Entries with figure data
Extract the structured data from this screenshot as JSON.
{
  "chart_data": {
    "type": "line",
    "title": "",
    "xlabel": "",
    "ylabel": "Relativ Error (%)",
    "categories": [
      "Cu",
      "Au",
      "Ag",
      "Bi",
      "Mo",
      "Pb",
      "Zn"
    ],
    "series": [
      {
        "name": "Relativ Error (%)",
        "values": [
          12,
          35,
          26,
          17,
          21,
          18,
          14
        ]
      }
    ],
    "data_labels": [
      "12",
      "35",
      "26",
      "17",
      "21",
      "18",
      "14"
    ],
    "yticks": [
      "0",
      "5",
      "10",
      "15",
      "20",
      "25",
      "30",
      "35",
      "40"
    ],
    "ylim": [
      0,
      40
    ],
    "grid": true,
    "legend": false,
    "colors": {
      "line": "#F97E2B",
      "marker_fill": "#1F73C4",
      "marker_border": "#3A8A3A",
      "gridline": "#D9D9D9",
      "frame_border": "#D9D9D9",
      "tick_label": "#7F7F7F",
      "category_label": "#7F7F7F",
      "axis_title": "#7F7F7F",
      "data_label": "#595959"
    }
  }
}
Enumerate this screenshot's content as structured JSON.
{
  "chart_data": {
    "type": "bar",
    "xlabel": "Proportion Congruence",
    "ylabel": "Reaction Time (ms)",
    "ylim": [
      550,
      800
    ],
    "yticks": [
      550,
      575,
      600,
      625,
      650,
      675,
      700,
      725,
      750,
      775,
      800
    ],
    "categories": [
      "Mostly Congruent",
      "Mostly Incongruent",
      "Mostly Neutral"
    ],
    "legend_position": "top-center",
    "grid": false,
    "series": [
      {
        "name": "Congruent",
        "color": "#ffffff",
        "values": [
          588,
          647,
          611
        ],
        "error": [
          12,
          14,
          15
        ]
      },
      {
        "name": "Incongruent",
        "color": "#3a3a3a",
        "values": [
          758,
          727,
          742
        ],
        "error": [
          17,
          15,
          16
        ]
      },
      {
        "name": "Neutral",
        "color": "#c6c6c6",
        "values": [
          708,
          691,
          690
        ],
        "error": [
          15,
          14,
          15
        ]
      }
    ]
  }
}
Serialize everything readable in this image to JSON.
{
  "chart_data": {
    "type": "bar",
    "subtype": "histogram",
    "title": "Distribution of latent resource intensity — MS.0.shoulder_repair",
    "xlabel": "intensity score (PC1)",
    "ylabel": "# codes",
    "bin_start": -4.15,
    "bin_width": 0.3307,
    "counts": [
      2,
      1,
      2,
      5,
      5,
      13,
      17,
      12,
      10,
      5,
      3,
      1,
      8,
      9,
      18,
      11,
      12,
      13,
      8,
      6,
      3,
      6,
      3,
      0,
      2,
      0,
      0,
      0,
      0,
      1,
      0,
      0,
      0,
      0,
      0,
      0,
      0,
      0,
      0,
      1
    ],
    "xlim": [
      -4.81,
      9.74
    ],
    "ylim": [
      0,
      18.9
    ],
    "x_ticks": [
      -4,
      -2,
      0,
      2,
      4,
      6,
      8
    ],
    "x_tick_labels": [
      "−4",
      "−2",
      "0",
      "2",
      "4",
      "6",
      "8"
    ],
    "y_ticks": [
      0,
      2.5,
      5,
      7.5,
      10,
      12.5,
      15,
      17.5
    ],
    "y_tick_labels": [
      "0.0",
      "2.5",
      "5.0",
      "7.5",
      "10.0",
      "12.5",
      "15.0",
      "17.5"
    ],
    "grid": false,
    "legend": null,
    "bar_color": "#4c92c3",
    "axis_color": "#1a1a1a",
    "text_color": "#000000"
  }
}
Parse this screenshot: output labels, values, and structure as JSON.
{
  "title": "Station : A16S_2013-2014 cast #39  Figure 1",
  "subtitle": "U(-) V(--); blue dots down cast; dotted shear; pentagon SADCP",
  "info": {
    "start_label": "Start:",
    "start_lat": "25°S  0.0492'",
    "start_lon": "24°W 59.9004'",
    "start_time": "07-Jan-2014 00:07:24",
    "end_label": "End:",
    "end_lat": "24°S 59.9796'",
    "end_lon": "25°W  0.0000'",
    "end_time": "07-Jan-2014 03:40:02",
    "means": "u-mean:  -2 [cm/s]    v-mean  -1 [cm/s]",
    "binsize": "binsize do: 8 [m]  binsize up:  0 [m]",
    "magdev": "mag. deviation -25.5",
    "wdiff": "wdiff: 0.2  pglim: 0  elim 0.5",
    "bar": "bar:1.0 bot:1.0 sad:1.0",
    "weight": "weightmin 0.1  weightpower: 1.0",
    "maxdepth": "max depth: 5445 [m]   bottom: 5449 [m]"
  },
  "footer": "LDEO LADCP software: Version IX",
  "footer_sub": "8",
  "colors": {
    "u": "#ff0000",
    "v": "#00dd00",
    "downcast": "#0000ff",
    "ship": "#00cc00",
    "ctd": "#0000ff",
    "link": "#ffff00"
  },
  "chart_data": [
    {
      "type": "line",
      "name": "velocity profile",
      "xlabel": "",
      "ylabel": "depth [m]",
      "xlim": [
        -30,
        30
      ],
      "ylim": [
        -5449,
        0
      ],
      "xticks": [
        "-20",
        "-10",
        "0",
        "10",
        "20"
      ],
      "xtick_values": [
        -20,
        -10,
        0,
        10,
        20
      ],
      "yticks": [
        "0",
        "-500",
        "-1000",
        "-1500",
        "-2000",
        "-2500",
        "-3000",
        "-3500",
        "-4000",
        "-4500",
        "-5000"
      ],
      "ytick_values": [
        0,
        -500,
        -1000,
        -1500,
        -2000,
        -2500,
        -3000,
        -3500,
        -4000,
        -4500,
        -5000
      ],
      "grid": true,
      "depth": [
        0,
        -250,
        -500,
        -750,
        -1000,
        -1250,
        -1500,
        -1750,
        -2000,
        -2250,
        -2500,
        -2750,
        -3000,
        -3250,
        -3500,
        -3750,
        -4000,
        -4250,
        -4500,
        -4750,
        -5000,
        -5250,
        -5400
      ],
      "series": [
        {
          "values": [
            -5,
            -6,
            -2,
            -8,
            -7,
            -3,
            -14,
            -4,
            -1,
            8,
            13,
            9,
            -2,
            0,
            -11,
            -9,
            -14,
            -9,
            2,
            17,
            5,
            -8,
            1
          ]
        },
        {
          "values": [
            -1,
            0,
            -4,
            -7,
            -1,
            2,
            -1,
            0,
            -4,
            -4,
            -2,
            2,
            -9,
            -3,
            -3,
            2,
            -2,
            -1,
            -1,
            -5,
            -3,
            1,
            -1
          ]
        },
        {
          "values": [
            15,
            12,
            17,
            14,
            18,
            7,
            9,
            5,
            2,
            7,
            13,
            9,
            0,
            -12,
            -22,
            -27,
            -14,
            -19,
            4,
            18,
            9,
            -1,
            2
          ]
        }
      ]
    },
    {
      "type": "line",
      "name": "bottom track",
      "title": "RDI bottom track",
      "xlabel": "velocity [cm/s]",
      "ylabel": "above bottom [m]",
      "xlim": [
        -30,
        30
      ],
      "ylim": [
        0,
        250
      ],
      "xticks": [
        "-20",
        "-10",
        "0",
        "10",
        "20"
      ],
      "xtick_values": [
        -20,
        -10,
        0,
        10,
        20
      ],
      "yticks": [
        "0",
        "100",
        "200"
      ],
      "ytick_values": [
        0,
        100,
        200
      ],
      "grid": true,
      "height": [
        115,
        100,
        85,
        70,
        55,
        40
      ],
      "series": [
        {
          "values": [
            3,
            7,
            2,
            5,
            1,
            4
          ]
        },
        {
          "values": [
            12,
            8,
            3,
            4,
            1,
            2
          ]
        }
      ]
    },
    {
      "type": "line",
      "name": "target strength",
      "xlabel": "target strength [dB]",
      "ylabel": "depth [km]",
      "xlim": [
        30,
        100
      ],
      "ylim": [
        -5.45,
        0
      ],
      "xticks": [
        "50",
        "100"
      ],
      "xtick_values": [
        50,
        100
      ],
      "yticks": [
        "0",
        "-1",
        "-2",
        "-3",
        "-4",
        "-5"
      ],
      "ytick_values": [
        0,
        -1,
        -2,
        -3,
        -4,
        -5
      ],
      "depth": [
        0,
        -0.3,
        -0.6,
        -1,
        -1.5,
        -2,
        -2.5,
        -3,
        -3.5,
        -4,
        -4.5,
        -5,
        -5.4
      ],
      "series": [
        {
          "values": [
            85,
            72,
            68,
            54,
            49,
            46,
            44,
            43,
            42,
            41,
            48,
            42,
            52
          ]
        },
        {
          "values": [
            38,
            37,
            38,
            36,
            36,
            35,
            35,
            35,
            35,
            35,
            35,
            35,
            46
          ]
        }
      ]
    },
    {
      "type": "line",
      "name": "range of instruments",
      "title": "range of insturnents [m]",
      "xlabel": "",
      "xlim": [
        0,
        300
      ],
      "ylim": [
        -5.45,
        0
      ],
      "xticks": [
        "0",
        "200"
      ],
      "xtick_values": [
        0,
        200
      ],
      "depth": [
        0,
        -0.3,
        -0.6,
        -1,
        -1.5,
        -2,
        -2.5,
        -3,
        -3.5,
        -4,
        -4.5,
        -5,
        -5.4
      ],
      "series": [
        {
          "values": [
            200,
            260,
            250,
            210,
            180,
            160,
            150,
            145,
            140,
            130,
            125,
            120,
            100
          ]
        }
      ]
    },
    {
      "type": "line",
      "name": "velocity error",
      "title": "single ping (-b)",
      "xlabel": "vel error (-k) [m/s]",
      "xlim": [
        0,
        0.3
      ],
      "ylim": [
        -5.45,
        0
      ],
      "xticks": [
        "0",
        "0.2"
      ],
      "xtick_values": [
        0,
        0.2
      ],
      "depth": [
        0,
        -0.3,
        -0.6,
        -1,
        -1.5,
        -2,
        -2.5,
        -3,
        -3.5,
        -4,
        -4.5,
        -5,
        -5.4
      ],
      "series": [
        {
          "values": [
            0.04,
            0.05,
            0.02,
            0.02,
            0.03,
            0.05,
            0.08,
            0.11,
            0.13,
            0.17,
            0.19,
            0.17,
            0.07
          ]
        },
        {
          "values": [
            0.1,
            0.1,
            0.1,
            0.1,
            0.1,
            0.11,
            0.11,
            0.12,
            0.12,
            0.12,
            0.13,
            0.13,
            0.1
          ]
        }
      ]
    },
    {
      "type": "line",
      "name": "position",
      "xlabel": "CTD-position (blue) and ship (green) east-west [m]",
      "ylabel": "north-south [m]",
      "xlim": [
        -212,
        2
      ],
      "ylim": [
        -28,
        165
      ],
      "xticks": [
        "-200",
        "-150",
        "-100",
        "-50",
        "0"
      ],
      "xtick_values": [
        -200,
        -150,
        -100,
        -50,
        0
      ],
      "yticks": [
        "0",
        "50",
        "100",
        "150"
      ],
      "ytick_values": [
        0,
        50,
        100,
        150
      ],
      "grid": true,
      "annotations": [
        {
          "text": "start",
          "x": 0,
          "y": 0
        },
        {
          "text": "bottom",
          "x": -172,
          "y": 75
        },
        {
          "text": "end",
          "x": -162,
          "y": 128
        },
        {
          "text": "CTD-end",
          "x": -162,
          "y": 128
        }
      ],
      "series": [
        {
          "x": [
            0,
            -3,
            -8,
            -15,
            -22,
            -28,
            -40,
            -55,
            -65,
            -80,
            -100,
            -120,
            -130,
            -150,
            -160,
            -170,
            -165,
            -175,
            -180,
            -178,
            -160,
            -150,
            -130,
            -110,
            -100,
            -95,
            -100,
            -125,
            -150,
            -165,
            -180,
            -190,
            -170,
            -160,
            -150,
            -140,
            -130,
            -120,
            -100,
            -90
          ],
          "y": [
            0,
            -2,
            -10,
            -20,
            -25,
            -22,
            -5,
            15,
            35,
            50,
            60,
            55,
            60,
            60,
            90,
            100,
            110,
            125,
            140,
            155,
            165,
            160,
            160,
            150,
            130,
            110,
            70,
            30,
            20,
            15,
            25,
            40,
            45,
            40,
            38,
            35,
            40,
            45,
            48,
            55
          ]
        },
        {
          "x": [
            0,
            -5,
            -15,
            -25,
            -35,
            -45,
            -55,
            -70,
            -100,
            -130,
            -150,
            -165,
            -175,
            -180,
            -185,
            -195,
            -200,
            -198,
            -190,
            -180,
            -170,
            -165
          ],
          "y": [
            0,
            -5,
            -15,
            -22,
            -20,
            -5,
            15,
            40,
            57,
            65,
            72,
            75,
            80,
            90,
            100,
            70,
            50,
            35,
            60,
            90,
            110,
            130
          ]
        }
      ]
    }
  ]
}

## Written task:
Pick out each line that holds the string "intensity".

## Correct answer:
    "title": "Distribution of latent resource intensity — MS.0.shoulder_repair",
    "xlabel": "intensity score (PC1)",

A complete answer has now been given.